# [Given instruction 1]
Return the passage of the scroll animation walkthrough starting with "Our goal (as" and going on through "the right and fade out.", word for word.

# [Text provided]
══════

Now we covered this example earlier in the Interactions course when we covered triggers and animations. But we’ll build this interaction from scratch.

Our goal (as we scroll) is to have the text Let’s Go move to the left and fade out, while at the same time, the text Outside will move to the right and fade out.

So. Let’s set up a page scroll animation. (Keep in mind, we’re demoing this on a page scroll, but we could set up the section to serve as the trigger instead.)

Alright. When we’re scrolling through the page, we want to play a scroll animation. What scroll animation? The one we’re creating and naming right now. It’s going to have two steps — two sets of actions. The first actions are going to be super boring. Because we’re simply creating keyframes that say, “hey, we’re not moving at all.” Or, “we have full opacity.” And the reason we’re having to create these (and we’re doing it on each element) is that we need a starting point. (We need to specify that our elements are supposed to start at this position and that our elements are supposed to be fully opaque.) So our page scroll animation has begun. But only sort of. We’re halfway there.

We need a second point. Let’s tell our Text Background (the Let’s Go text) that at 100%, we’ll move left — the text will move left 900 pixels. And since we want this to sort of fade out, we can add another action for opacity. (We can set the opacity to 0% so that when the page is fully scrolled down, the text will be fully-transparent.)

And if the top text is moving left 900 pixels, then we can set another move (this time on the bottom text, which says “Outside”) — we’ll set that one to move to the right 900 pixels. And to even things out, we’ll create one last action for opacity. Just like the top text, let’s set the opacity to 0%.

══════

# [Records shown]

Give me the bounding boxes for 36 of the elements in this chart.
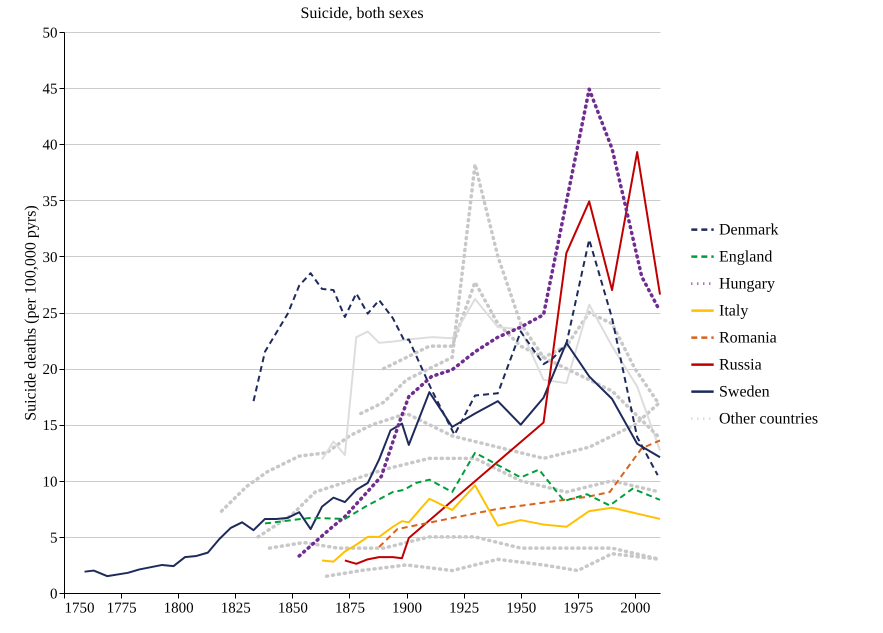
y-tick-label: 50 [42, 26, 58, 42]
x-tick-label: 1750 [64, 600, 94, 616]
x-tick-label: 1825 [220, 600, 251, 616]
x-tick-label: 2000 [620, 600, 650, 616]
x-tick-label: 1875 [334, 600, 365, 616]
line-series [378, 439, 661, 548]
y-tick-label: 35 [42, 194, 58, 210]
legend-label: England [719, 248, 772, 266]
x-tick-label: 1900 [392, 600, 422, 616]
y-tick-label: 45 [42, 82, 58, 98]
line-series [321, 484, 661, 563]
legend-label: Denmark [719, 222, 779, 239]
y-tick-label: 40 [42, 138, 58, 154]
y-tick-label: 30 [42, 250, 58, 266]
line-series [264, 452, 661, 524]
x-tick-label: 1775 [106, 600, 137, 616]
y-tick-label: 0 [50, 586, 58, 602]
legend-label: Other countries [719, 410, 818, 428]
x-tick-label: 1800 [164, 600, 194, 616]
x-tick-label: 1925 [449, 600, 480, 616]
legend-label: Russia [719, 356, 762, 374]
y-tick-label: 10 [42, 474, 58, 490]
legend-label: Sweden [719, 384, 770, 401]
x-tick-label: 1850 [278, 600, 308, 616]
y-tick-label: 20 [42, 362, 58, 378]
legend-label: Hungary [719, 276, 775, 293]
legend-label: Romania [719, 330, 777, 347]
x-tick-label: 1950 [506, 600, 536, 616]
y-axis-title: Suicide deaths (per 100,000 pyrs) [22, 205, 40, 421]
y-tick-label: 5 [50, 530, 58, 546]
legend-label: Italy [719, 302, 748, 320]
chart-title: Suicide, both sexes [300, 5, 424, 22]
y-tick-label: 25 [42, 306, 58, 322]
x-tick-label: 1975 [563, 600, 594, 616]
line-series [321, 298, 661, 460]
y-tick-label: 15 [42, 418, 58, 434]
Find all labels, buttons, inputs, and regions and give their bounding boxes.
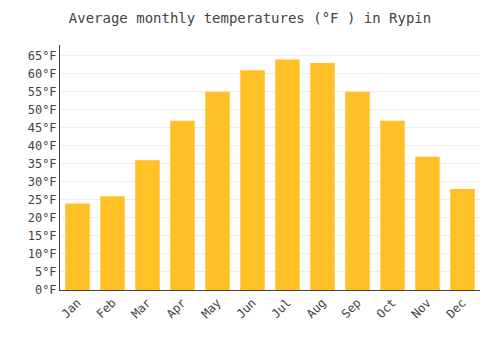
svg-text:Apr: Apr bbox=[164, 296, 189, 321]
svg-text:40°F: 40°F bbox=[28, 139, 57, 153]
svg-text:0°F: 0°F bbox=[35, 283, 57, 297]
svg-text:Mar: Mar bbox=[129, 296, 154, 321]
svg-text:Sep: Sep bbox=[339, 296, 364, 321]
svg-text:Jun: Jun bbox=[234, 296, 259, 321]
svg-text:15°F: 15°F bbox=[28, 229, 57, 243]
svg-text:Jan: Jan bbox=[59, 296, 84, 321]
svg-text:55°F: 55°F bbox=[28, 85, 57, 99]
svg-text:25°F: 25°F bbox=[28, 193, 57, 207]
svg-text:Nov: Nov bbox=[409, 296, 434, 321]
svg-text:10°F: 10°F bbox=[28, 247, 57, 261]
svg-text:Aug: Aug bbox=[304, 296, 329, 321]
svg-text:65°F: 65°F bbox=[28, 49, 57, 63]
svg-text:35°F: 35°F bbox=[28, 157, 57, 171]
svg-text:Feb: Feb bbox=[94, 296, 119, 321]
svg-text:5°F: 5°F bbox=[35, 265, 57, 279]
svg-text:60°F: 60°F bbox=[28, 67, 57, 81]
svg-text:Average monthly temperatures (: Average monthly temperatures (°F ) in Ry… bbox=[69, 10, 431, 26]
svg-text:Dec: Dec bbox=[444, 296, 469, 321]
svg-text:Oct: Oct bbox=[374, 296, 399, 321]
svg-text:30°F: 30°F bbox=[28, 175, 57, 189]
svg-text:Jul: Jul bbox=[269, 296, 294, 321]
svg-text:45°F: 45°F bbox=[28, 121, 57, 135]
svg-text:May: May bbox=[199, 296, 224, 321]
svg-text:50°F: 50°F bbox=[28, 103, 57, 117]
svg-text:20°F: 20°F bbox=[28, 211, 57, 225]
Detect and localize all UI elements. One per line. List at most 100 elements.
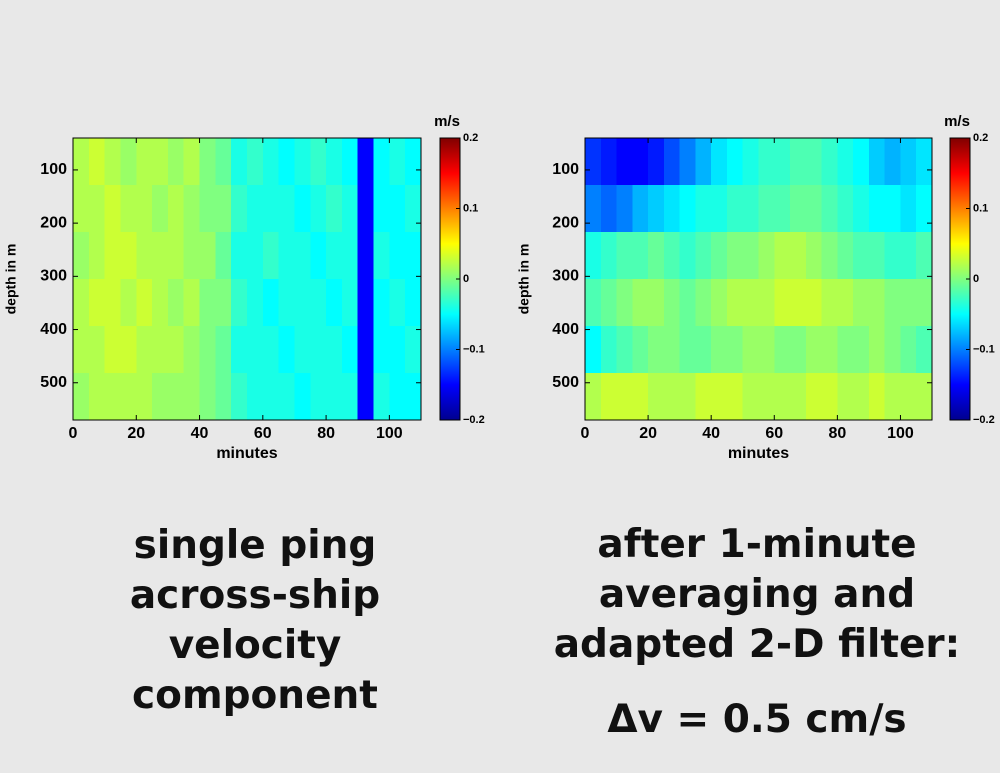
heatmap-cell [120, 185, 137, 233]
heatmap-cell [152, 138, 169, 186]
x-axis-label: minutes [216, 445, 277, 462]
heatmap-cell [585, 279, 602, 327]
y-tick-label: 500 [552, 374, 579, 391]
x-tick-label: 60 [254, 425, 272, 442]
heatmap-cell [585, 326, 602, 374]
x-tick-label: 40 [702, 425, 720, 442]
heatmap-cell [726, 373, 744, 421]
heatmap-cell [868, 326, 886, 374]
heatmap-cell [758, 185, 775, 233]
heatmap-cell [262, 373, 280, 421]
heatmap-cell [231, 138, 248, 186]
heatmap-cell [616, 185, 633, 233]
heatmap-cell [136, 373, 153, 421]
heatmap-cell [231, 279, 248, 327]
heatmap-cell [648, 279, 665, 327]
heatmap-cell [679, 279, 697, 327]
heatmap-cell [389, 326, 406, 374]
heatmap-cell [790, 373, 807, 421]
heatmap-cell [679, 326, 697, 374]
heatmap-cell [790, 279, 807, 327]
heatmap-cell [585, 373, 602, 421]
heatmap-cell [758, 279, 775, 327]
heatmap-cell [104, 185, 122, 233]
heatmap-cell [199, 185, 216, 233]
heatmap-cell [916, 373, 933, 421]
heatmap-cell [600, 326, 618, 374]
heatmap-cell [294, 279, 311, 327]
heatmap-cell [742, 232, 760, 280]
heatmap-cell [104, 373, 122, 421]
heatmap-cell [616, 326, 633, 374]
heatmap-cell [247, 185, 264, 233]
heatmap-cell [726, 138, 744, 186]
colorbar-tick-label: 0 [463, 273, 469, 285]
heatmap-cell [120, 232, 137, 280]
heatmap-cell [648, 373, 665, 421]
heatmap-cell [900, 138, 917, 186]
heatmap-cell [294, 185, 311, 233]
plot-frame [584, 137, 933, 421]
heatmap-cell [774, 279, 791, 327]
colorbar-tick-label: 0 [973, 273, 979, 285]
heatmap-cell [310, 326, 327, 374]
heatmap-cell [679, 185, 697, 233]
heatmap-cell [341, 279, 359, 327]
colorbar-tick-label: 0.1 [463, 202, 478, 214]
y-tick-label: 200 [552, 214, 579, 231]
heatmap-cell [183, 279, 201, 327]
heatmap-cell [199, 232, 216, 280]
heatmap-cell [632, 279, 649, 327]
heatmap-cell [742, 138, 760, 186]
caption-line: velocity [168, 623, 342, 668]
heatmap-cell [294, 326, 311, 374]
heatmap-cell [695, 185, 712, 233]
heatmap-cell [373, 185, 390, 233]
heatmap-cell [900, 185, 917, 233]
heatmap-cell [711, 138, 728, 186]
heatmap-cell [884, 373, 902, 421]
heatmap-cell [726, 185, 744, 233]
heatmap-cell [152, 232, 169, 280]
heatmap-cell [916, 185, 933, 233]
heatmap-cell [88, 232, 106, 280]
heatmap-cell [341, 373, 359, 421]
heatmap-cell [73, 373, 90, 421]
caption-line: across-ship [129, 573, 381, 618]
heatmap-cell [262, 326, 280, 374]
y-tick-label: 300 [552, 268, 579, 285]
heatmap-cell [88, 185, 106, 233]
y-tick-label: 100 [552, 161, 579, 178]
heatmap-cell [152, 279, 169, 327]
y-tick-label: 400 [40, 321, 67, 338]
heatmap-cell [711, 326, 728, 374]
heatmap-cell [357, 373, 375, 421]
heatmap-cell [278, 326, 296, 374]
heatmap-cell [310, 138, 327, 186]
heatmap-cell [73, 326, 90, 374]
heatmap-cell [648, 185, 665, 233]
heatmap-cell [326, 138, 343, 186]
heatmap-cell [663, 326, 681, 374]
heatmap-cell [136, 138, 153, 186]
heatmap-cell [136, 232, 153, 280]
heatmap-cell [73, 185, 90, 233]
heatmap-cell [231, 373, 248, 421]
heatmap-cell [120, 373, 137, 421]
heatmap-cell [88, 373, 106, 421]
heatmap-cell [616, 279, 633, 327]
heatmap-cell [357, 326, 375, 374]
heatmap-cell [357, 279, 375, 327]
caption-line: single ping [133, 523, 377, 568]
y-axis-label: depth in m [3, 244, 19, 315]
heatmap-cell [695, 232, 712, 280]
caption-line: after 1-minute [597, 522, 917, 567]
heatmap-cell [73, 138, 90, 186]
heatmap-cell [648, 232, 665, 280]
heatmap-cell [837, 373, 854, 421]
heatmap-cell [853, 373, 870, 421]
heatmap-cell [868, 232, 886, 280]
heatmap-cell [648, 138, 665, 186]
caption-left: single ping across-ship velocity component [25, 521, 485, 721]
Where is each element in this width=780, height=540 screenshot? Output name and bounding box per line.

══════

# [Given instruction 2]
In the rows, starting with the line with "y-tick-label: 50 [42, 26, 58, 42]" and going on through the line with "y-tick-label: 30 [42, 250, 58, 266]", rename "line-series" to "trend-line" and return only those lines, leaving everything else unchanged.

# [Output 1]
Our goal (as we scroll) is to have the text Let’s Go move to the left and fade out, while at the same time, the text Outside will move to the right and fade out.

# [Output 2]
y-tick-label: 50 [42, 26, 58, 42]
x-tick-label: 1750 [64, 600, 94, 616]
x-tick-label: 1825 [220, 600, 251, 616]
x-tick-label: 2000 [620, 600, 650, 616]
x-tick-label: 1875 [334, 600, 365, 616]
trend-line [378, 439, 661, 548]
y-tick-label: 35 [42, 194, 58, 210]
legend-label: England [719, 248, 772, 266]
x-tick-label: 1900 [392, 600, 422, 616]
y-tick-label: 45 [42, 82, 58, 98]
trend-line [321, 484, 661, 563]
legend-label: Denmark [719, 222, 779, 239]
y-tick-label: 40 [42, 138, 58, 154]
y-tick-label: 30 [42, 250, 58, 266]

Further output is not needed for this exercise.